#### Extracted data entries

* * *

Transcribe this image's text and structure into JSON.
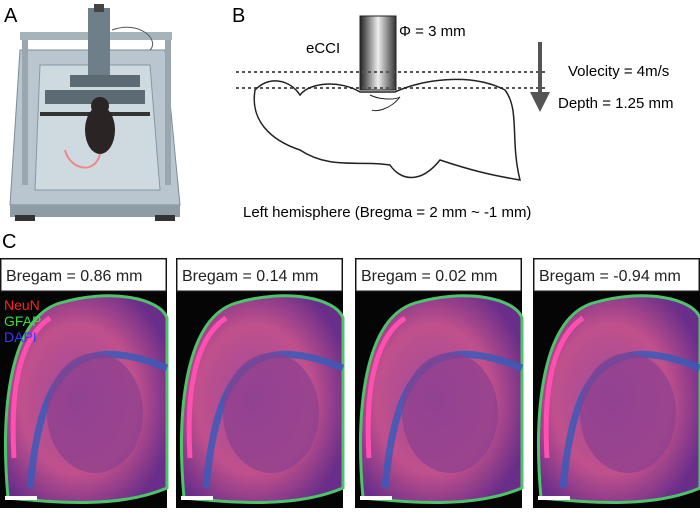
{
  "panels": {
    "a": {
      "label": "A"
    },
    "b": {
      "label": "B",
      "diameter": "Φ = 3 mm",
      "device": "eCCI",
      "velocity": "Volecity = 4m/s",
      "depth": "Depth = 1.25 mm",
      "caption": "Left hemisphere (Bregma = 2 mm ~ -1 mm)"
    },
    "c": {
      "label": "C",
      "sections": [
        "Bregam = 0.86 mm",
        "Bregam = 0.14 mm",
        "Bregam = 0.02 mm",
        "Bregam = -0.94 mm"
      ],
      "stains": [
        "NeuN",
        "GFAP",
        "DAPI"
      ]
    }
  }
}
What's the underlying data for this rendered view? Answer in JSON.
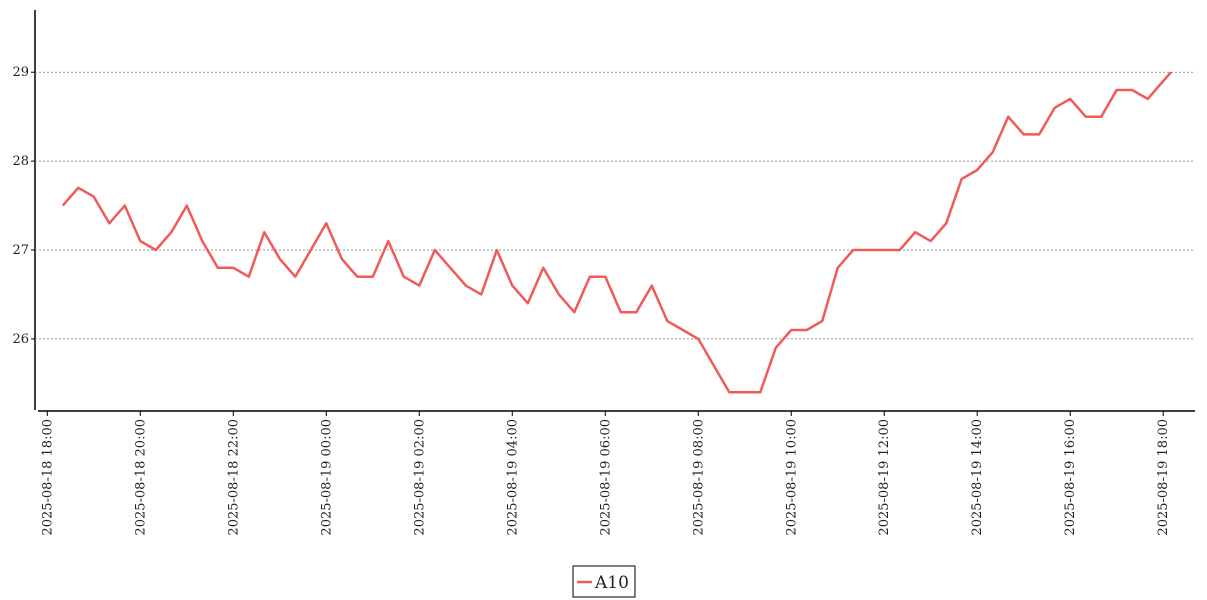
{
  "chart_data": {
    "type": "line",
    "x": [
      "2025-08-18 18:20",
      "2025-08-18 18:30",
      "2025-08-18 18:40",
      "2025-08-18 19:00",
      "2025-08-18 19:20",
      "2025-08-18 19:40",
      "2025-08-18 20:00",
      "2025-08-18 20:20",
      "2025-08-18 20:40",
      "2025-08-18 21:00",
      "2025-08-18 21:20",
      "2025-08-18 21:40",
      "2025-08-18 22:00",
      "2025-08-18 22:20",
      "2025-08-18 22:40",
      "2025-08-18 23:00",
      "2025-08-18 23:20",
      "2025-08-18 23:40",
      "2025-08-19 00:00",
      "2025-08-19 00:20",
      "2025-08-19 00:40",
      "2025-08-19 01:00",
      "2025-08-19 01:20",
      "2025-08-19 01:40",
      "2025-08-19 02:00",
      "2025-08-19 02:20",
      "2025-08-19 02:40",
      "2025-08-19 03:00",
      "2025-08-19 03:20",
      "2025-08-19 03:40",
      "2025-08-19 04:00",
      "2025-08-19 04:20",
      "2025-08-19 04:40",
      "2025-08-19 05:00",
      "2025-08-19 05:20",
      "2025-08-19 05:40",
      "2025-08-19 06:00",
      "2025-08-19 06:20",
      "2025-08-19 06:40",
      "2025-08-19 07:00",
      "2025-08-19 07:20",
      "2025-08-19 07:40",
      "2025-08-19 08:00",
      "2025-08-19 08:20",
      "2025-08-19 08:40",
      "2025-08-19 09:00",
      "2025-08-19 09:20",
      "2025-08-19 09:40",
      "2025-08-19 10:00",
      "2025-08-19 10:20",
      "2025-08-19 10:40",
      "2025-08-19 11:00",
      "2025-08-19 11:20",
      "2025-08-19 11:40",
      "2025-08-19 12:00",
      "2025-08-19 12:20",
      "2025-08-19 12:40",
      "2025-08-19 13:00",
      "2025-08-19 13:20",
      "2025-08-19 13:40",
      "2025-08-19 14:00",
      "2025-08-19 14:20",
      "2025-08-19 14:40",
      "2025-08-19 15:00",
      "2025-08-19 15:20",
      "2025-08-19 15:40",
      "2025-08-19 16:00",
      "2025-08-19 16:20",
      "2025-08-19 16:40",
      "2025-08-19 17:00",
      "2025-08-19 17:20",
      "2025-08-19 17:40",
      "2025-08-19 18:00",
      "2025-08-19 18:10"
    ],
    "series": [
      {
        "name": "A10",
        "color": "#f05a5a",
        "values": [
          27.5,
          27.6,
          27.7,
          27.6,
          27.3,
          27.5,
          27.1,
          27.0,
          27.2,
          27.5,
          27.1,
          26.8,
          26.8,
          26.7,
          27.2,
          26.9,
          26.7,
          27.0,
          27.3,
          26.9,
          26.7,
          26.7,
          27.1,
          26.7,
          26.6,
          27.0,
          26.8,
          26.6,
          26.5,
          27.0,
          26.6,
          26.4,
          26.8,
          26.5,
          26.3,
          26.7,
          26.7,
          26.3,
          26.3,
          26.6,
          26.2,
          26.1,
          26.0,
          25.7,
          25.4,
          25.4,
          25.4,
          25.9,
          26.1,
          26.1,
          26.2,
          26.8,
          27.0,
          27.0,
          27.0,
          27.0,
          27.2,
          27.1,
          27.3,
          27.8,
          27.9,
          28.1,
          28.5,
          28.3,
          28.3,
          28.6,
          28.7,
          28.5,
          28.5,
          28.8,
          28.8,
          28.7,
          28.9,
          29.0
        ]
      }
    ],
    "xlim": [
      "2025-08-18 17:48",
      "2025-08-19 18:41"
    ],
    "xticks": [
      "2025-08-18 18:00",
      "2025-08-18 20:00",
      "2025-08-18 22:00",
      "2025-08-19 00:00",
      "2025-08-19 02:00",
      "2025-08-19 04:00",
      "2025-08-19 06:00",
      "2025-08-19 08:00",
      "2025-08-19 10:00",
      "2025-08-19 12:00",
      "2025-08-19 14:00",
      "2025-08-19 16:00",
      "2025-08-19 18:00"
    ],
    "ylim": [
      25.2,
      29.7
    ],
    "yticks": [
      26,
      27,
      28,
      29
    ],
    "grid": true,
    "legend": "bottom"
  }
}
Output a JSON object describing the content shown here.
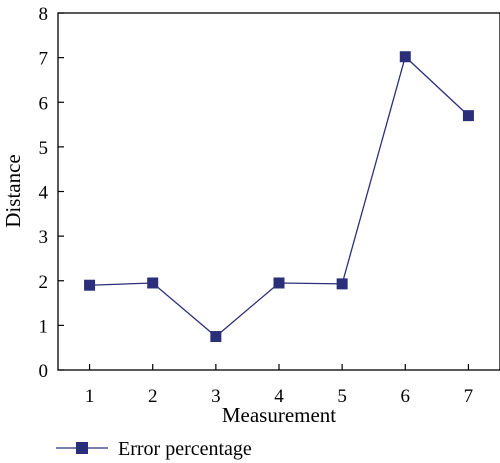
{
  "chart_data": {
    "type": "line",
    "xlabel": "Measurement",
    "ylabel": "Distance",
    "x": [
      1,
      2,
      3,
      4,
      5,
      6,
      7
    ],
    "xlim": [
      0.5,
      7.5
    ],
    "ylim": [
      0,
      8
    ],
    "xticks": [
      "1",
      "2",
      "3",
      "4",
      "5",
      "6",
      "7"
    ],
    "yticks": [
      "0",
      "1",
      "2",
      "3",
      "4",
      "5",
      "6",
      "7",
      "8"
    ],
    "grid": false,
    "legend_position": "bottom-left",
    "series": [
      {
        "name": "Error percentage",
        "values": [
          1.9,
          1.95,
          0.75,
          1.95,
          1.93,
          7.02,
          5.7
        ],
        "color": "#2b2f7a",
        "marker": "square"
      }
    ]
  }
}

* * *

#### Brief
Exclude the pictures, and transcribe all of the material exactly.

#### Solved problem
Transcribe this image's text and structure into JSON.
{
  "panels": {
    "a": {
      "label": "A"
    },
    "b": {
      "label": "B",
      "diameter": "Φ = 3 mm",
      "device": "eCCI",
      "velocity": "Volecity = 4m/s",
      "depth": "Depth = 1.25 mm",
      "caption": "Left hemisphere (Bregma = 2 mm ~ -1 mm)"
    },
    "c": {
      "label": "C",
      "sections": [
        "Bregam = 0.86 mm",
        "Bregam = 0.14 mm",
        "Bregam = 0.02 mm",
        "Bregam = -0.94 mm"
      ],
      "stains": [
        "NeuN",
        "GFAP",
        "DAPI"
      ]
    }
  }
}
What's the underlying data for this rendered view? Answer in JSON.
{
  "chart_data": {
    "type": "line",
    "x": [
      "2025-08-18 18:20",
      "2025-08-18 18:30",
      "2025-08-18 18:40",
      "2025-08-18 19:00",
      "2025-08-18 19:20",
      "2025-08-18 19:40",
      "2025-08-18 20:00",
      "2025-08-18 20:20",
      "2025-08-18 20:40",
      "2025-08-18 21:00",
      "2025-08-18 21:20",
      "2025-08-18 21:40",
      "2025-08-18 22:00",
      "2025-08-18 22:20",
      "2025-08-18 22:40",
      "2025-08-18 23:00",
      "2025-08-18 23:20",
      "2025-08-18 23:40",
      "2025-08-19 00:00",
      "2025-08-19 00:20",
      "2025-08-19 00:40",
      "2025-08-19 01:00",
      "2025-08-19 01:20",
      "2025-08-19 01:40",
      "2025-08-19 02:00",
      "2025-08-19 02:20",
      "2025-08-19 02:40",
      "2025-08-19 03:00",
      "2025-08-19 03:20",
      "2025-08-19 03:40",
      "2025-08-19 04:00",
      "2025-08-19 04:20",
      "2025-08-19 04:40",
      "2025-08-19 05:00",
      "2025-08-19 05:20",
      "2025-08-19 05:40",
      "2025-08-19 06:00",
      "2025-08-19 06:20",
      "2025-08-19 06:40",
      "2025-08-19 07:00",
      "2025-08-19 07:20",
      "2025-08-19 07:40",
      "2025-08-19 08:00",
      "2025-08-19 08:20",
      "2025-08-19 08:40",
      "2025-08-19 09:00",
      "2025-08-19 09:20",
      "2025-08-19 09:40",
      "2025-08-19 10:00",
      "2025-08-19 10:20",
      "2025-08-19 10:40",
      "2025-08-19 11:00",
      "2025-08-19 11:20",
      "2025-08-19 11:40",
      "2025-08-19 12:00",
      "2025-08-19 12:20",
      "2025-08-19 12:40",
      "2025-08-19 13:00",
      "2025-08-19 13:20",
      "2025-08-19 13:40",
      "2025-08-19 14:00",
      "2025-08-19 14:20",
      "2025-08-19 14:40",
      "2025-08-19 15:00",
      "2025-08-19 15:20",
      "2025-08-19 15:40",
      "2025-08-19 16:00",
      "2025-08-19 16:20",
      "2025-08-19 16:40",
      "2025-08-19 17:00",
      "2025-08-19 17:20",
      "2025-08-19 17:40",
      "2025-08-19 18:00",
      "2025-08-19 18:10"
    ],
    "series": [
      {
        "name": "A10",
        "color": "#f05a5a",
        "values": [
          27.5,
          27.6,
          27.7,
          27.6,
          27.3,
          27.5,
          27.1,
          27.0,
          27.2,
          27.5,
          27.1,
          26.8,
          26.8,
          26.7,
          27.2,
          26.9,
          26.7,
          27.0,
          27.3,
          26.9,
          26.7,
          26.7,
          27.1,
          26.7,
          26.6,
          27.0,
          26.8,
          26.6,
          26.5,
          27.0,
          26.6,
          26.4,
          26.8,
          26.5,
          26.3,
          26.7,
          26.7,
          26.3,
          26.3,
          26.6,
          26.2,
          26.1,
          26.0,
          25.7,
          25.4,
          25.4,
          25.4,
          25.9,
          26.1,
          26.1,
          26.2,
          26.8,
          27.0,
          27.0,
          27.0,
          27.0,
          27.2,
          27.1,
          27.3,
          27.8,
          27.9,
          28.1,
          28.5,
          28.3,
          28.3,
          28.6,
          28.7,
          28.5,
          28.5,
          28.8,
          28.8,
          28.7,
          28.9,
          29.0
        ]
      }
    ],
    "xlim": [
      "2025-08-18 17:48",
      "2025-08-19 18:41"
    ],
    "xticks": [
      "2025-08-18 18:00",
      "2025-08-18 20:00",
      "2025-08-18 22:00",
      "2025-08-19 00:00",
      "2025-08-19 02:00",
      "2025-08-19 04:00",
      "2025-08-19 06:00",
      "2025-08-19 08:00",
      "2025-08-19 10:00",
      "2025-08-19 12:00",
      "2025-08-19 14:00",
      "2025-08-19 16:00",
      "2025-08-19 18:00"
    ],
    "ylim": [
      25.2,
      29.7
    ],
    "yticks": [
      26,
      27,
      28,
      29
    ],
    "grid": true,
    "legend": "bottom"
  }
}
Output a JSON object describing the content shown here.
{
  "chart_data": {
    "type": "line",
    "xlabel": "Measurement",
    "ylabel": "Distance",
    "x": [
      1,
      2,
      3,
      4,
      5,
      6,
      7
    ],
    "xlim": [
      0.5,
      7.5
    ],
    "ylim": [
      0,
      8
    ],
    "xticks": [
      "1",
      "2",
      "3",
      "4",
      "5",
      "6",
      "7"
    ],
    "yticks": [
      "0",
      "1",
      "2",
      "3",
      "4",
      "5",
      "6",
      "7",
      "8"
    ],
    "grid": false,
    "legend_position": "bottom-left",
    "series": [
      {
        "name": "Error percentage",
        "values": [
          1.9,
          1.95,
          0.75,
          1.95,
          1.93,
          7.02,
          5.7
        ],
        "color": "#2b2f7a",
        "marker": "square"
      }
    ]
  }
}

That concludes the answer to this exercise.